**Objective**: Omit all pictures and give the records below again exactly as written.

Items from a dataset

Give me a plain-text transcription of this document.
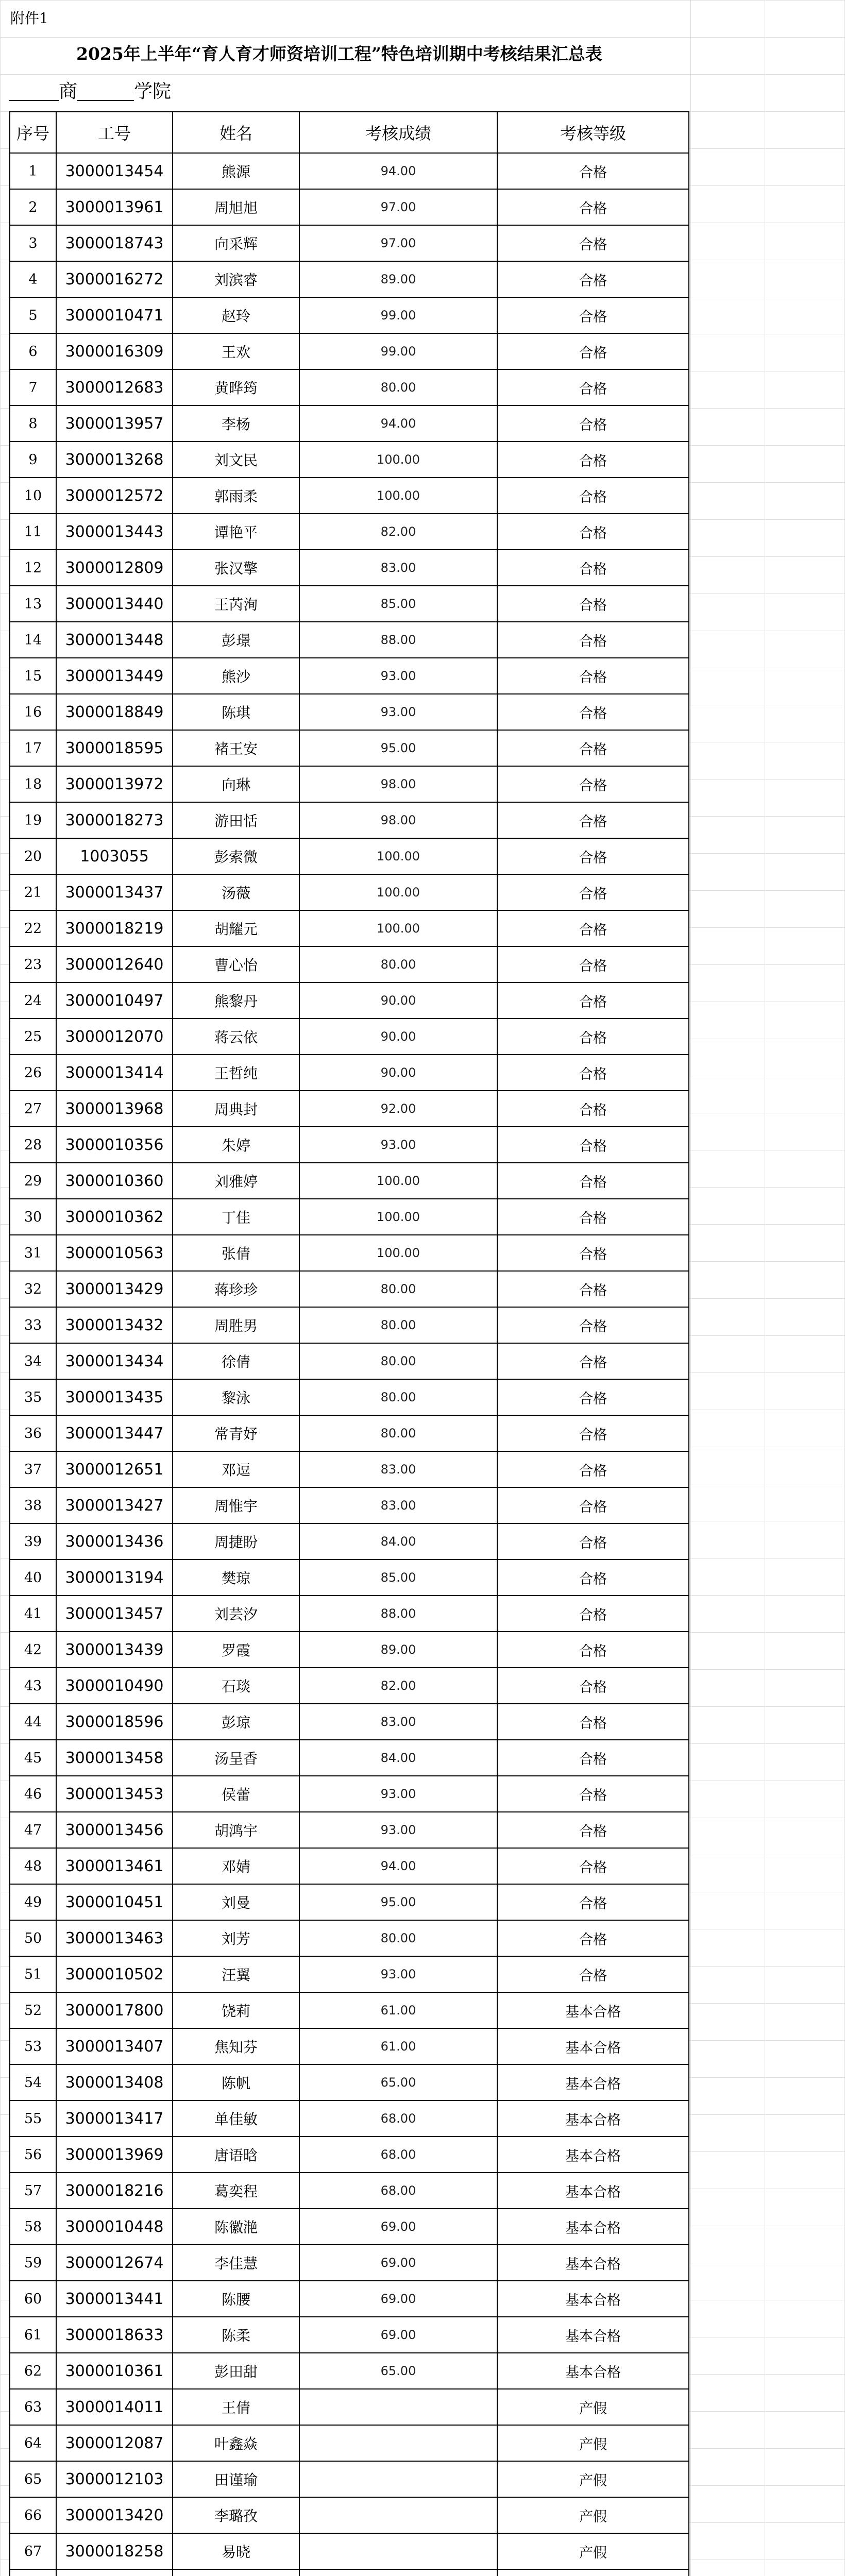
附件1
2025年上半年“育人育才师资培训工程”特色培训期中考核结果汇总表
商	学院
序号	工号	姓名	考核成绩	考核等级
1	3000013454	熊源	94.00	合格
2	3000013961	周旭旭	97.00	合格
3	3000018743	向采辉	97.00	合格
4	3000016272	刘滨睿	89.00	合格
5	3000010471	赵玲	99.00	合格
6	3000016309	王欢	99.00	合格
7	3000012683	黄晔筠	80.00	合格
8	3000013957	李杨	94.00	合格
9	3000013268	刘文民	100.00	合格
10	3000012572	郭雨柔	100.00	合格
11	3000013443	谭艳平	82.00	合格
12	3000012809	张汉擎	83.00	合格
13	3000013440	王芮洵	85.00	合格
14	3000013448	彭璟	88.00	合格
15	3000013449	熊沙	93.00	合格
16	3000018849	陈琪	93.00	合格
17	3000018595	褚王安	95.00	合格
18	3000013972	向琳	98.00	合格
19	3000018273	游田恬	98.00	合格
20	1003055	彭索微	100.00	合格
21	3000013437	汤薇	100.00	合格
22	3000018219	胡耀元	100.00	合格
23	3000012640	曹心怡	80.00	合格
24	3000010497	熊黎丹	90.00	合格
25	3000012070	蒋云依	90.00	合格
26	3000013414	王哲纯	90.00	合格
27	3000013968	周典封	92.00	合格
28	3000010356	朱婷	93.00	合格
29	3000010360	刘雅婷	100.00	合格
30	3000010362	丁佳	100.00	合格
31	3000010563	张倩	100.00	合格
32	3000013429	蒋珍珍	80.00	合格
33	3000013432	周胜男	80.00	合格
34	3000013434	徐倩	80.00	合格
35	3000013435	黎泳	80.00	合格
36	3000013447	常青妤	80.00	合格
37	3000012651	邓逗	83.00	合格
38	3000013427	周惟宇	83.00	合格
39	3000013436	周捷盼	84.00	合格
40	3000013194	樊琼	85.00	合格
41	3000013457	刘芸汐	88.00	合格
42	3000013439	罗霞	89.00	合格
43	3000010490	石琰	82.00	合格
44	3000018596	彭琼	83.00	合格
45	3000013458	汤呈香	84.00	合格
46	3000013453	侯蕾	93.00	合格
47	3000013456	胡鸿宇	93.00	合格
48	3000013461	邓婧	94.00	合格
49	3000010451	刘曼	95.00	合格
50	3000013463	刘芳	80.00	合格
51	3000010502	汪翼	93.00	合格
52	3000017800	饶莉	61.00	基本合格
53	3000013407	焦知芬	61.00	基本合格
54	3000013408	陈帆	65.00	基本合格
55	3000013417	单佳敏	68.00	基本合格
56	3000013969	唐语晗	68.00	基本合格
57	3000018216	葛奕程	68.00	基本合格
58	3000010448	陈徽滟	69.00	基本合格
59	3000012674	李佳慧	69.00	基本合格
60	3000013441	陈腰	69.00	基本合格
61	3000018633	陈柔	69.00	基本合格
62	3000010361	彭田甜	65.00	基本合格
63	3000014011	王倩		产假
64	3000012087	叶鑫焱		产假
65	3000012103	田谨瑜		产假
66	3000013420	李璐孜		产假
67	3000018258	易晓		产假
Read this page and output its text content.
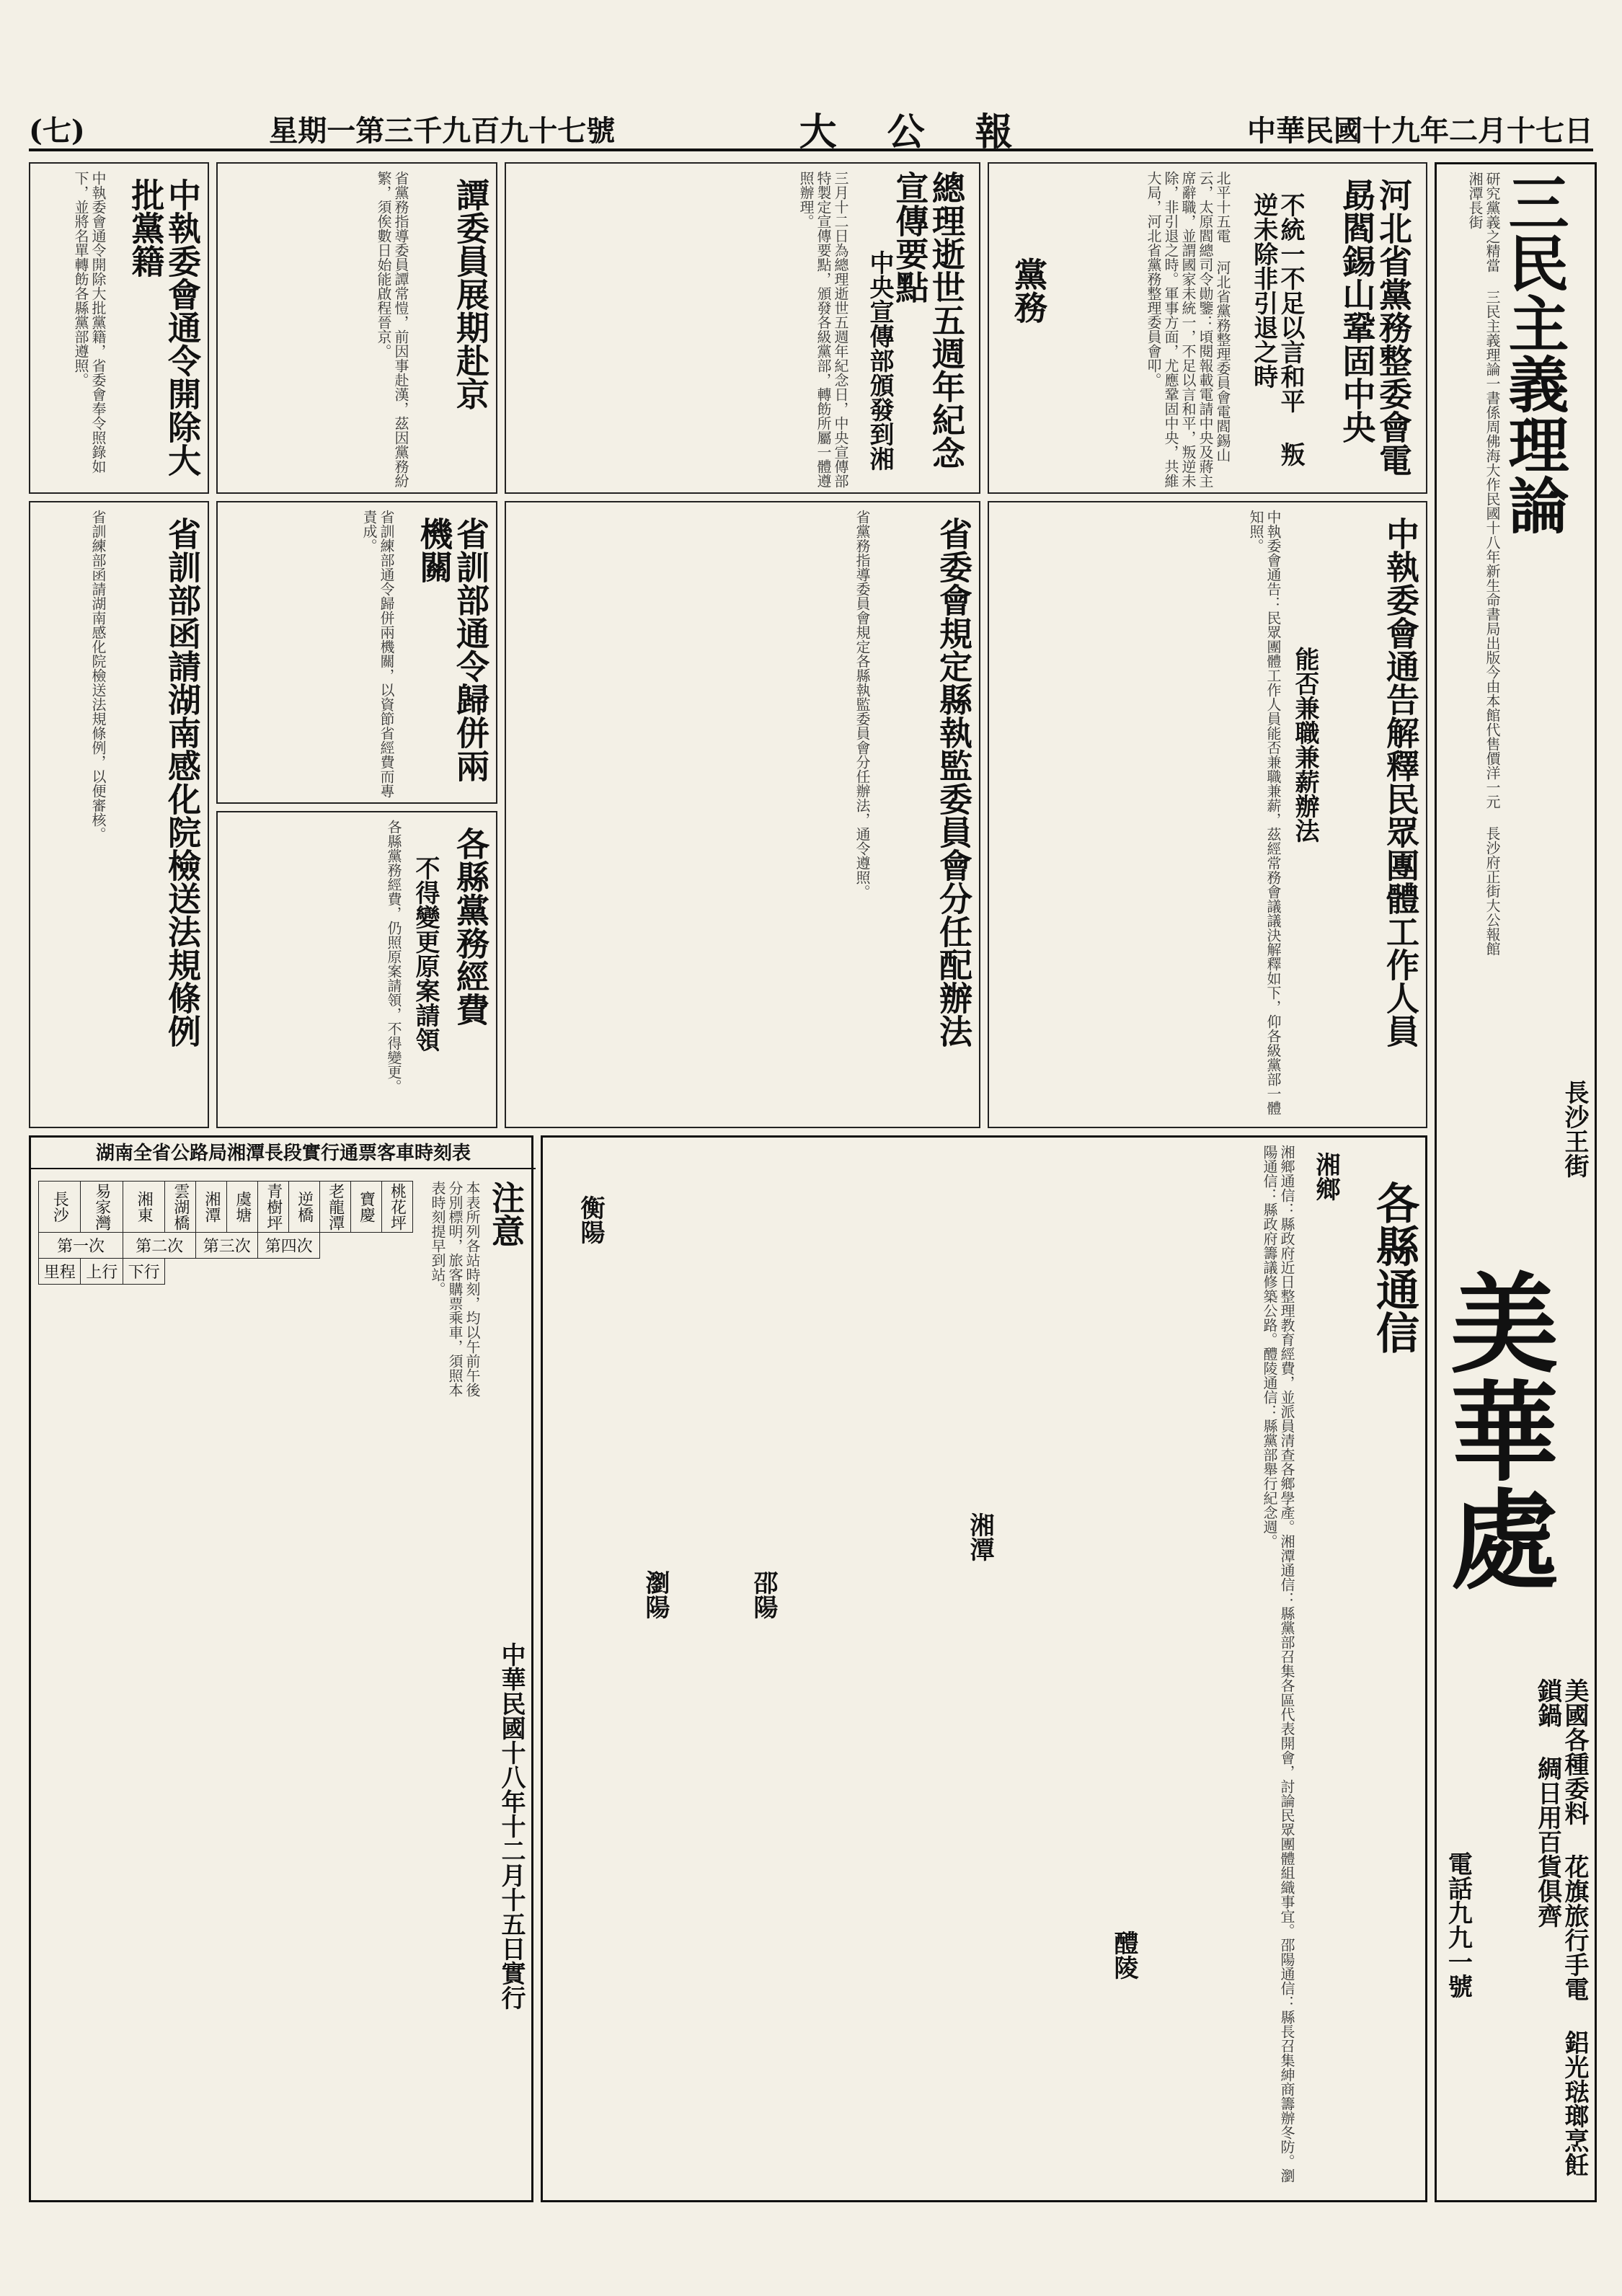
(七)	星期一第三千九百九十七號	大公報	中華民國十九年二月十七日
三民主義理論
研究黨義之精當 三民主義理論一書係周佛海大作民國十八年新生命書局出版今由本館代售價洋一元 長沙府正街大公報館 湘潭長街
長沙王街
美華處
美國各種委料 花旗旅行手電 鋁光琺瑯烹飪鎖鍋 綢日用百貨俱齊
電話九九一號
黨務	河北省黨務整委會電 勗閻錫山鞏固中央
不統一不足以言和平 叛逆未除非引退之時
北平十五電 河北省黨務整理委員會電閻錫山云，太原閻總司令勛鑒：頃閱報載電請中央及蔣主席辭職，並謂國家未統一，不足以言和平，叛逆未除，非引退之時。軍事方面，尤應鞏固中央，共維大局，河北省黨務整理委員會叩。
總理逝世五週年紀念宣傳要點
中央宣傳部頒發到湘
三月十二日為總理逝世五週年紀念日，中央宣傳部特製定宣傳要點，頒發各級黨部，轉飭所屬一體遵照辦理。
譚委員展期赴京
省黨務指導委員譚常愷，前因事赴漢，茲因黨務紛繁，須俟數日始能啟程晉京。
中執委會通令開除大批黨籍
中執委會通令開除大批黨籍，省委會奉令照錄如下，並將名單轉飭各縣黨部遵照。
中執委會通告解釋民眾團體工作人員
能否兼職兼薪辦法
中執委會通告：民眾團體工作人員能否兼職兼薪，茲經常務會議議決解釋如下，仰各級黨部一體知照。
省委會規定縣執監委員會分任配辦法
省黨務指導委員會規定各縣執監委員會分任辦法，通令遵照。
省訓部通令歸併兩機關
省訓練部通令歸併兩機關，以資節省經費而專責成。
各縣黨務經費
不得變更原案請領
各縣黨務經費，仍照原案請領，不得變更。
省訓部函請湖南感化院檢送法規條例
省訓練部函請湖南感化院檢送法規條例，以便審核。
各縣通信
湘鄉
湘潭
邵陽
瀏陽
醴陵
衡陽	湘鄉通信：縣政府近日整理教育經費，並派員清查各鄉學產。湘潭通信：縣黨部召集各區代表開會，討論民眾團體組織事宜。邵陽通信：縣長召集紳商籌辦冬防。瀏陽通信：縣政府籌議修築公路。醴陵通信：縣黨部舉行紀念週。
湖南全省公路局湘潭長段實行通票客車時刻表
注意
本表所列各站時刻，均以午前午後分別標明，旅客購票乘車，須照本表時刻提早到站。
中華民國十八年十二月十五日實行
長沙	易家灣	湘東	雲湖橋	湘潭	虞塘	青樹坪	逆橋	老龍潭	寶慶	桃花坪
第一次		第二次		第三次		第四次				
里程	上行	下行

**Problem solution**:
Give me a plain-text transcription of this document.
附件1
2025年上半年“育人育才师资培训工程”特色培训期中考核结果汇总表
商	学院
序号	工号	姓名	考核成绩	考核等级
1	3000013454	熊源	94.00	合格
2	3000013961	周旭旭	97.00	合格
3	3000018743	向采辉	97.00	合格
4	3000016272	刘滨睿	89.00	合格
5	3000010471	赵玲	99.00	合格
6	3000016309	王欢	99.00	合格
7	3000012683	黄晔筠	80.00	合格
8	3000013957	李杨	94.00	合格
9	3000013268	刘文民	100.00	合格
10	3000012572	郭雨柔	100.00	合格
11	3000013443	谭艳平	82.00	合格
12	3000012809	张汉擎	83.00	合格
13	3000013440	王芮洵	85.00	合格
14	3000013448	彭璟	88.00	合格
15	3000013449	熊沙	93.00	合格
16	3000018849	陈琪	93.00	合格
17	3000018595	褚王安	95.00	合格
18	3000013972	向琳	98.00	合格
19	3000018273	游田恬	98.00	合格
20	1003055	彭索微	100.00	合格
21	3000013437	汤薇	100.00	合格
22	3000018219	胡耀元	100.00	合格
23	3000012640	曹心怡	80.00	合格
24	3000010497	熊黎丹	90.00	合格
25	3000012070	蒋云依	90.00	合格
26	3000013414	王哲纯	90.00	合格
27	3000013968	周典封	92.00	合格
28	3000010356	朱婷	93.00	合格
29	3000010360	刘雅婷	100.00	合格
30	3000010362	丁佳	100.00	合格
31	3000010563	张倩	100.00	合格
32	3000013429	蒋珍珍	80.00	合格
33	3000013432	周胜男	80.00	合格
34	3000013434	徐倩	80.00	合格
35	3000013435	黎泳	80.00	合格
36	3000013447	常青妤	80.00	合格
37	3000012651	邓逗	83.00	合格
38	3000013427	周惟宇	83.00	合格
39	3000013436	周捷盼	84.00	合格
40	3000013194	樊琼	85.00	合格
41	3000013457	刘芸汐	88.00	合格
42	3000013439	罗霞	89.00	合格
43	3000010490	石琰	82.00	合格
44	3000018596	彭琼	83.00	合格
45	3000013458	汤呈香	84.00	合格
46	3000013453	侯蕾	93.00	合格
47	3000013456	胡鸿宇	93.00	合格
48	3000013461	邓婧	94.00	合格
49	3000010451	刘曼	95.00	合格
50	3000013463	刘芳	80.00	合格
51	3000010502	汪翼	93.00	合格
52	3000017800	饶莉	61.00	基本合格
53	3000013407	焦知芬	61.00	基本合格
54	3000013408	陈帆	65.00	基本合格
55	3000013417	单佳敏	68.00	基本合格
56	3000013969	唐语晗	68.00	基本合格
57	3000018216	葛奕程	68.00	基本合格
58	3000010448	陈徽滟	69.00	基本合格
59	3000012674	李佳慧	69.00	基本合格
60	3000013441	陈腰	69.00	基本合格
61	3000018633	陈柔	69.00	基本合格
62	3000010361	彭田甜	65.00	基本合格
63	3000014011	王倩		产假
64	3000012087	叶鑫焱		产假
65	3000012103	田谨瑜		产假
66	3000013420	李璐孜		产假
67	3000018258	易晓		产假
Read this page and output its text content.
(七)	星期一第三千九百九十七號	大公報	中華民國十九年二月十七日
三民主義理論
研究黨義之精當 三民主義理論一書係周佛海大作民國十八年新生命書局出版今由本館代售價洋一元 長沙府正街大公報館 湘潭長街
長沙王街
美華處
美國各種委料 花旗旅行手電 鋁光琺瑯烹飪鎖鍋 綢日用百貨俱齊
電話九九一號
黨務	河北省黨務整委會電 勗閻錫山鞏固中央
不統一不足以言和平 叛逆未除非引退之時
北平十五電 河北省黨務整理委員會電閻錫山云，太原閻總司令勛鑒：頃閱報載電請中央及蔣主席辭職，並謂國家未統一，不足以言和平，叛逆未除，非引退之時。軍事方面，尤應鞏固中央，共維大局，河北省黨務整理委員會叩。
總理逝世五週年紀念宣傳要點
中央宣傳部頒發到湘
三月十二日為總理逝世五週年紀念日，中央宣傳部特製定宣傳要點，頒發各級黨部，轉飭所屬一體遵照辦理。
譚委員展期赴京
省黨務指導委員譚常愷，前因事赴漢，茲因黨務紛繁，須俟數日始能啟程晉京。
中執委會通令開除大批黨籍
中執委會通令開除大批黨籍，省委會奉令照錄如下，並將名單轉飭各縣黨部遵照。
中執委會通告解釋民眾團體工作人員
能否兼職兼薪辦法
中執委會通告：民眾團體工作人員能否兼職兼薪，茲經常務會議議決解釋如下，仰各級黨部一體知照。
省委會規定縣執監委員會分任配辦法
省黨務指導委員會規定各縣執監委員會分任辦法，通令遵照。
省訓部通令歸併兩機關
省訓練部通令歸併兩機關，以資節省經費而專責成。
各縣黨務經費
不得變更原案請領
各縣黨務經費，仍照原案請領，不得變更。
省訓部函請湖南感化院檢送法規條例
省訓練部函請湖南感化院檢送法規條例，以便審核。
各縣通信
湘鄉
湘潭
邵陽
瀏陽
醴陵
衡陽	湘鄉通信：縣政府近日整理教育經費，並派員清查各鄉學產。湘潭通信：縣黨部召集各區代表開會，討論民眾團體組織事宜。邵陽通信：縣長召集紳商籌辦冬防。瀏陽通信：縣政府籌議修築公路。醴陵通信：縣黨部舉行紀念週。
湖南全省公路局湘潭長段實行通票客車時刻表
注意
本表所列各站時刻，均以午前午後分別標明，旅客購票乘車，須照本表時刻提早到站。
中華民國十八年十二月十五日實行
長沙	易家灣	湘東	雲湖橋	湘潭	虞塘	青樹坪	逆橋	老龍潭	寶慶	桃花坪
第一次		第二次		第三次		第四次				
里程	上行	下行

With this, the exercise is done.